SELECTED PASSAGE:

________________________

Errol Dyers (29 March 1952 – 21 July 2017) was a South African musician, composer and guitarist and pioneer of Cape jazz/goema.

Career
Dyers came from a musical family but taught himself music playing on the streets of Cape Town, and became known for his pioneering fusion of Cape jazz and goema. He performed alongside numerous other musicians, including Abdullah Ibrahim, Basil 'Manenberg' Coetzee, Robbie Jansen and Winston Mankunku.

Dyer was a member of the Sheer All Stars along with Paul Hanmer, McCoy Mrubata, Sipho Gumede and Frank Paco.

Colleague Molly Baron described him as “a genius” with the guitar and said that “had Errol been born in England or in America he would have been recognised as one of the world’s greatest guitarists.”

Discography (incomplete)

________________________

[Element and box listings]

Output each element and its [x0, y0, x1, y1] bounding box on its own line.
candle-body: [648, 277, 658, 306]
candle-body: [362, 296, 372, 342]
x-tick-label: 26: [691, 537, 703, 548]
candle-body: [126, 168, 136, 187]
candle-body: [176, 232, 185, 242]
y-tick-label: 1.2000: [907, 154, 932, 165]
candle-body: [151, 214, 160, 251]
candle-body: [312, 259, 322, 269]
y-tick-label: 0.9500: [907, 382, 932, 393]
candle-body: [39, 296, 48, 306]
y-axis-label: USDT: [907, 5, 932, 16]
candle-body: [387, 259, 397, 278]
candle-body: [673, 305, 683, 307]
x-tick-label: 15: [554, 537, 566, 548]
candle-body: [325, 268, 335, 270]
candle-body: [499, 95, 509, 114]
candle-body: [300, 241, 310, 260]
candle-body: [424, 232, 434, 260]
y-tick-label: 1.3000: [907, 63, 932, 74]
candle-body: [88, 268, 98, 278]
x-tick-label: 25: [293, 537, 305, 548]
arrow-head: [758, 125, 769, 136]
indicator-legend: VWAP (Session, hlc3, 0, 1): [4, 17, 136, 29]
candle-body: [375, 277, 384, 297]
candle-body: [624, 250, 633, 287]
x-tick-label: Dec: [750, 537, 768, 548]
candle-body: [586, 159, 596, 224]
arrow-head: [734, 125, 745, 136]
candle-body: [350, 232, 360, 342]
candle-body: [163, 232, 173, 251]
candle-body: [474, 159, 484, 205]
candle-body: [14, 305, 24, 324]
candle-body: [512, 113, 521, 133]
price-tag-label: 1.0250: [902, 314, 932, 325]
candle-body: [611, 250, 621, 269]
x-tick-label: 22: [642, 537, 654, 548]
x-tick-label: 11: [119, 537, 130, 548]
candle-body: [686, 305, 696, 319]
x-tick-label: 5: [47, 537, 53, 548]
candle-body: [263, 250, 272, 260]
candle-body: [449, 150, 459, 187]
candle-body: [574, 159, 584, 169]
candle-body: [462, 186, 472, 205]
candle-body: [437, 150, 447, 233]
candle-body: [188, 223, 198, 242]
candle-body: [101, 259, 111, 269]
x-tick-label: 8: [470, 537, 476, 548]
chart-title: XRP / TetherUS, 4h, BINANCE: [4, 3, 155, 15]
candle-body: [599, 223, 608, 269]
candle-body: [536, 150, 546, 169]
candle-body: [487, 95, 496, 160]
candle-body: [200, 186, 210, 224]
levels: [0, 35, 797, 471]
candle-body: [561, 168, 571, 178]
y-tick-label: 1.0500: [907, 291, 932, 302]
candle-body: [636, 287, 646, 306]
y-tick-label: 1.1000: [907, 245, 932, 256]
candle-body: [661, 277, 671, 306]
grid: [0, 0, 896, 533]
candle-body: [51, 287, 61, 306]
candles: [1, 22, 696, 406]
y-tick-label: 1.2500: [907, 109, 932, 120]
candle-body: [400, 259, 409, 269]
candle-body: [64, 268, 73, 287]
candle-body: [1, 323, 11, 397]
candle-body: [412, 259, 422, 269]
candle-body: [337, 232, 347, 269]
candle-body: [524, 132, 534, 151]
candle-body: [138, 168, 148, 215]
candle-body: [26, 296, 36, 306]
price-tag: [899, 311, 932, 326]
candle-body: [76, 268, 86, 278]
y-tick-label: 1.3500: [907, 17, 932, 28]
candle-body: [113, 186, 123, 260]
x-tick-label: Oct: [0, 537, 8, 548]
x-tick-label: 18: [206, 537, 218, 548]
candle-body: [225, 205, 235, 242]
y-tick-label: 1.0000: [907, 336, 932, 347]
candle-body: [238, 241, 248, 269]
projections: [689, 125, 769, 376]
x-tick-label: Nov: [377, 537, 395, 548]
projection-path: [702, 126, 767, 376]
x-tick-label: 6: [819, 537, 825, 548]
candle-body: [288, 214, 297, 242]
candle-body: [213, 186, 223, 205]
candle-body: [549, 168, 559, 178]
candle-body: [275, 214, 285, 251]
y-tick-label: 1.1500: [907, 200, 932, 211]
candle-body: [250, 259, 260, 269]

________________________

TASKS TO PERFORM:
a - Transcribe the entries word for word, from their first line through the line that contains "arrow-head: [734, 125, 745, 136]", including that line.
b - Go on with the passage about Errol Dyers from the point where it stops.

ANSWERS IN ORDER:
a -
Output each element and its [x0, y0, x1, y1] bounding box on its own line.
candle-body: [648, 277, 658, 306]
candle-body: [362, 296, 372, 342]
x-tick-label: 26: [691, 537, 703, 548]
candle-body: [126, 168, 136, 187]
candle-body: [176, 232, 185, 242]
y-tick-label: 1.2000: [907, 154, 932, 165]
candle-body: [151, 214, 160, 251]
candle-body: [312, 259, 322, 269]
y-tick-label: 0.9500: [907, 382, 932, 393]
candle-body: [39, 296, 48, 306]
y-axis-label: USDT: [907, 5, 932, 16]
candle-body: [387, 259, 397, 278]
candle-body: [673, 305, 683, 307]
x-tick-label: 15: [554, 537, 566, 548]
candle-body: [325, 268, 335, 270]
candle-body: [499, 95, 509, 114]
candle-body: [300, 241, 310, 260]
candle-body: [424, 232, 434, 260]
y-tick-label: 1.3000: [907, 63, 932, 74]
candle-body: [88, 268, 98, 278]
x-tick-label: 25: [293, 537, 305, 548]
arrow-head: [758, 125, 769, 136]
indicator-legend: VWAP (Session, hlc3, 0, 1): [4, 17, 136, 29]
candle-body: [375, 277, 384, 297]
candle-body: [624, 250, 633, 287]
x-tick-label: Dec: [750, 537, 768, 548]
candle-body: [586, 159, 596, 224]
arrow-head: [734, 125, 745, 136]

b -
 Sheer All Stars Indibano
 Sheer All Stars Live at the Blue Room
 Abdullah Ibrahim's Mantra Mode with Johnny Mekoa, Basil Coetzee, Robbie Jansen, Spencer Mbadu and Monty Weber.
  Remember – District 6, with Lionel Beukes, Sammy Hartman, Monty Weber, Basil Coetzee;
 All in One with Hilton Schilder and Steve Newman
 Kou Kou Wa

Death
Dyers died of emphysema in Cape Town aged 65.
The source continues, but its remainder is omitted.